=== TASK REQUIREMENTS ===
Go through the data below. List every line that holds the word "placeholder".

=== STORED DATA ===
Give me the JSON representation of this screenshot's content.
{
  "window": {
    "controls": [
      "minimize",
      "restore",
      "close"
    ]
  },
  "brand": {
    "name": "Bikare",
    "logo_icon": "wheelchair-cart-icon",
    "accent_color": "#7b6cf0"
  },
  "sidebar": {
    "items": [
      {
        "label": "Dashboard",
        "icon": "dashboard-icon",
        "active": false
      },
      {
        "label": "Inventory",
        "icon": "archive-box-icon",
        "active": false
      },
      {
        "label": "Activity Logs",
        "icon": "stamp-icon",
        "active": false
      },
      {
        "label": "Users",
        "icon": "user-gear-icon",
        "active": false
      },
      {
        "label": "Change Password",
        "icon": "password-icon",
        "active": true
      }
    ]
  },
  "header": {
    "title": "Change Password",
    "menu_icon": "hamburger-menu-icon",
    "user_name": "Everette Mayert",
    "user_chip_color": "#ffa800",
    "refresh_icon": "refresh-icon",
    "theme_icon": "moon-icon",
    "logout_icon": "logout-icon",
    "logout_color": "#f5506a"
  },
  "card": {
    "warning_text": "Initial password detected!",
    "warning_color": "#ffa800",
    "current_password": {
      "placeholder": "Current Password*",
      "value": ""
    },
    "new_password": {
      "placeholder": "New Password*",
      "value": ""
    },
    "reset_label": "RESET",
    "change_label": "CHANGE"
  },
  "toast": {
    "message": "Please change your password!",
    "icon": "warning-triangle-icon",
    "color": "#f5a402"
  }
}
---
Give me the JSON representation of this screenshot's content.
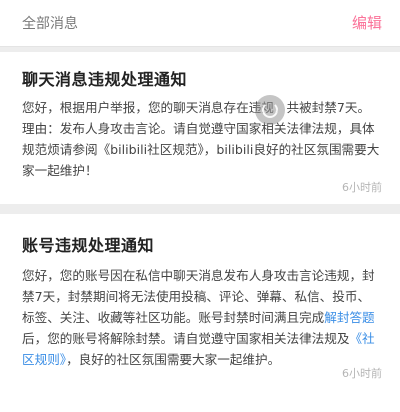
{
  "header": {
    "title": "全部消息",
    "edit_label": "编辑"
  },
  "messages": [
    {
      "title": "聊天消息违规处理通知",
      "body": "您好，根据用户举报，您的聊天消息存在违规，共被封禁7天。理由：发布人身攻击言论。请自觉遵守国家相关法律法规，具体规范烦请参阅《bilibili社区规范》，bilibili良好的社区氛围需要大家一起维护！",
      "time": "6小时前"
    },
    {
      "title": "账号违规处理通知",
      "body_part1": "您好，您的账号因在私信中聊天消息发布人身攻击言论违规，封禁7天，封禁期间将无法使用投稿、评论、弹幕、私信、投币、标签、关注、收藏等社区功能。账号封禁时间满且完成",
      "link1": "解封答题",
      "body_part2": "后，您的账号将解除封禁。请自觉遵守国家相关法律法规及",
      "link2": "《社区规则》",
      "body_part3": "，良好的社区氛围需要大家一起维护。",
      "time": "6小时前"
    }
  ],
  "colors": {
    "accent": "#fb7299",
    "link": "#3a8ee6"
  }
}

=== THE OUTPUT ===
      "placeholder": "Current Password*",
      "placeholder": "New Password*",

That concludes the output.